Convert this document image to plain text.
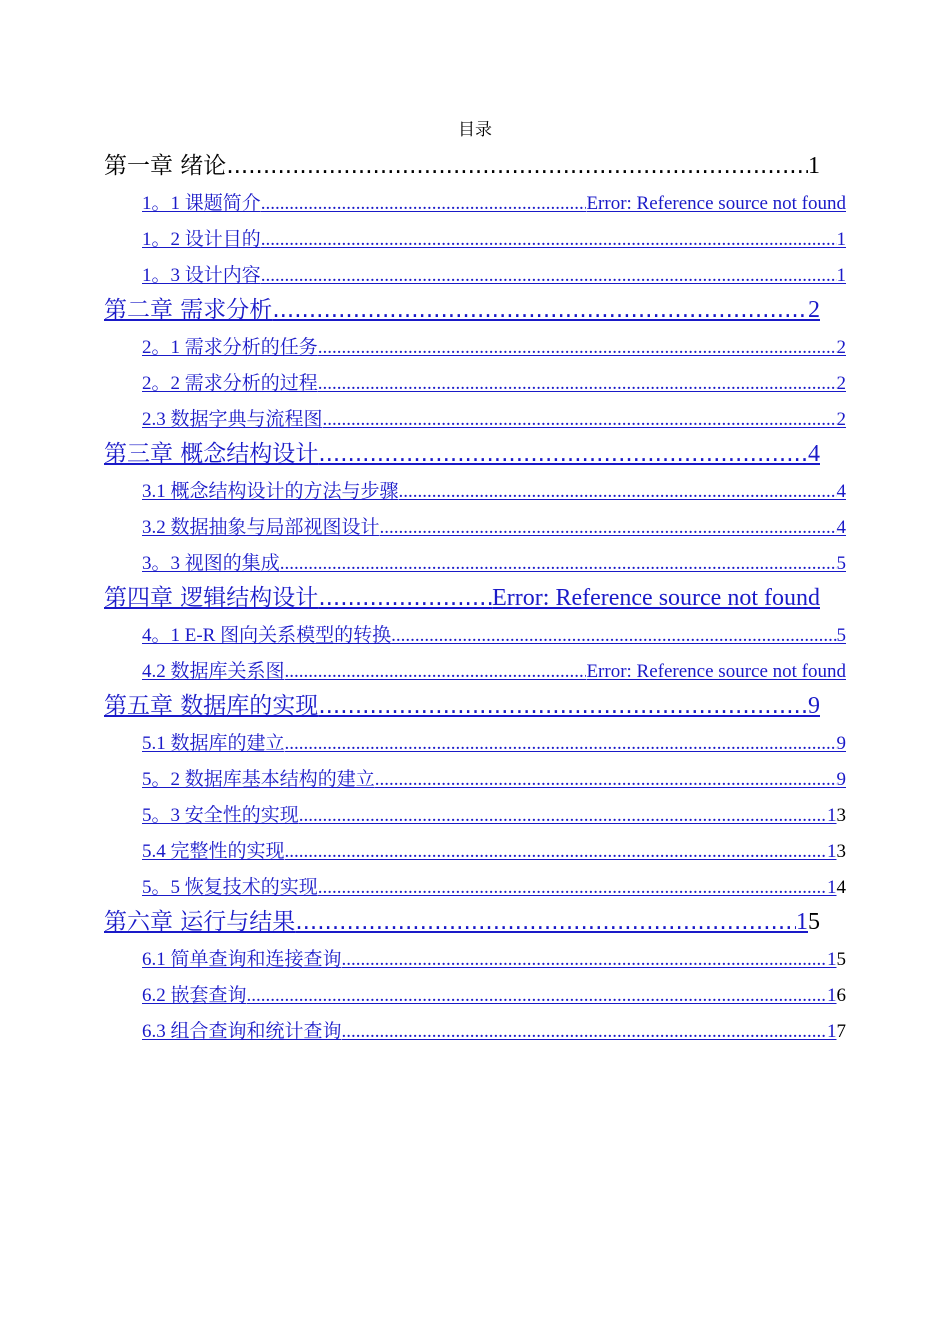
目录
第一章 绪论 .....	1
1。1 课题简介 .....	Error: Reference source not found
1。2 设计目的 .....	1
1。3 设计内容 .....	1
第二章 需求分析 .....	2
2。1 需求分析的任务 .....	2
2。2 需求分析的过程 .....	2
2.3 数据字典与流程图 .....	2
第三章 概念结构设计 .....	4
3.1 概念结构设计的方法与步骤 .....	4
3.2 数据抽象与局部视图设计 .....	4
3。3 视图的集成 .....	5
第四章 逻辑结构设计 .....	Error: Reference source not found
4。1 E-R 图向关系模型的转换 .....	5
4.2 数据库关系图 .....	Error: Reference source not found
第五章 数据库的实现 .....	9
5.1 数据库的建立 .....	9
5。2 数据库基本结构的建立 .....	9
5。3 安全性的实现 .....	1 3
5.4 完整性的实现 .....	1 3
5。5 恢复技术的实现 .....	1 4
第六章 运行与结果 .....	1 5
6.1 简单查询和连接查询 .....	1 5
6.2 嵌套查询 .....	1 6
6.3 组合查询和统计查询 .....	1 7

☆ ☆ ☆ ☆ ☆ ☆ ☆

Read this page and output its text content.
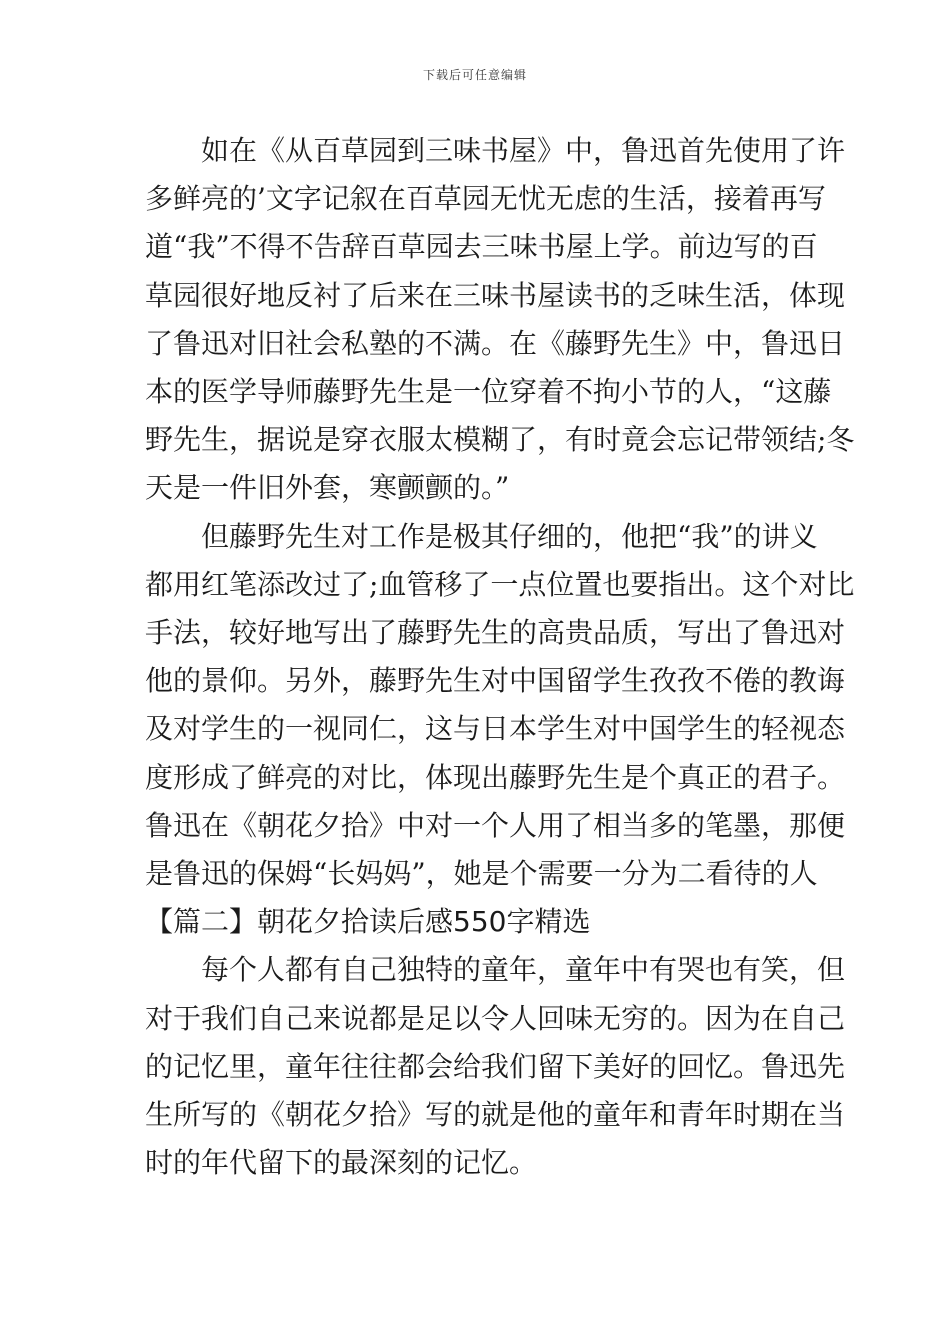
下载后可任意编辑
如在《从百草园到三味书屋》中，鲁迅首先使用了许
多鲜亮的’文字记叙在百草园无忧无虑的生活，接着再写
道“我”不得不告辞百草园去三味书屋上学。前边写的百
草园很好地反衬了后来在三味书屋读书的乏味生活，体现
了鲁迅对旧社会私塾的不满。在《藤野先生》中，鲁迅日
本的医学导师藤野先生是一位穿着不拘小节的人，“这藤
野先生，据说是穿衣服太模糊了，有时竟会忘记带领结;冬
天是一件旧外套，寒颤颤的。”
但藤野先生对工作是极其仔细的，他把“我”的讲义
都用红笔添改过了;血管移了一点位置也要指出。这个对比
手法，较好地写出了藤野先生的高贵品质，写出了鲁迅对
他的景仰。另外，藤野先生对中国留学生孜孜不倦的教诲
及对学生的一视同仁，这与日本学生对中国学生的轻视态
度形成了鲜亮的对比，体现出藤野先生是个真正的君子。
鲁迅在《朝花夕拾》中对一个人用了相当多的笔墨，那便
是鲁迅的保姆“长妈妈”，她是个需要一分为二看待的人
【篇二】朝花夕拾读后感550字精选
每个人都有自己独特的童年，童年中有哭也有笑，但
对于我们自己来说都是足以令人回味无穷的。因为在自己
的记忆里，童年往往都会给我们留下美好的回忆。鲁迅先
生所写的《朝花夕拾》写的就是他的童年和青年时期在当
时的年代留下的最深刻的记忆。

☆ ☆ ☆ ☆ ☆ ☆ ☆

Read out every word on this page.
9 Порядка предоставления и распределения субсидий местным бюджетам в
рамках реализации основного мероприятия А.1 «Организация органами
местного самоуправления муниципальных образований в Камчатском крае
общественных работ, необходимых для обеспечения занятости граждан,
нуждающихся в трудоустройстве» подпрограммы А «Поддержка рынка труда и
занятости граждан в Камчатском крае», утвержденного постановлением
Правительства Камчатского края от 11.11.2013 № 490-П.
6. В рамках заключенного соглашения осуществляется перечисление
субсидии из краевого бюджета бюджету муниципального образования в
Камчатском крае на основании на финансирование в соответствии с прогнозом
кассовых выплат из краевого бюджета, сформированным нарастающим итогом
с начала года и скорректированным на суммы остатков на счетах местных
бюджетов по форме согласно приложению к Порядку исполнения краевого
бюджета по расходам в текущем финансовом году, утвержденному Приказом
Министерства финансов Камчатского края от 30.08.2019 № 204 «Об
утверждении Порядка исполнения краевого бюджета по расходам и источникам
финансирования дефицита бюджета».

☆ ☆ ☆ ☆ ☆ ☆ ☆

- [EXERCISE AIM]: Search the material above for "исполнения". Pull out each line where it shows up.

- [SOLUTION FOR THIS TASK]:
бюджетов по форме согласно приложению к Порядку исполнения краевого
утверждении Порядка исполнения краевого бюджета по расходам и источникам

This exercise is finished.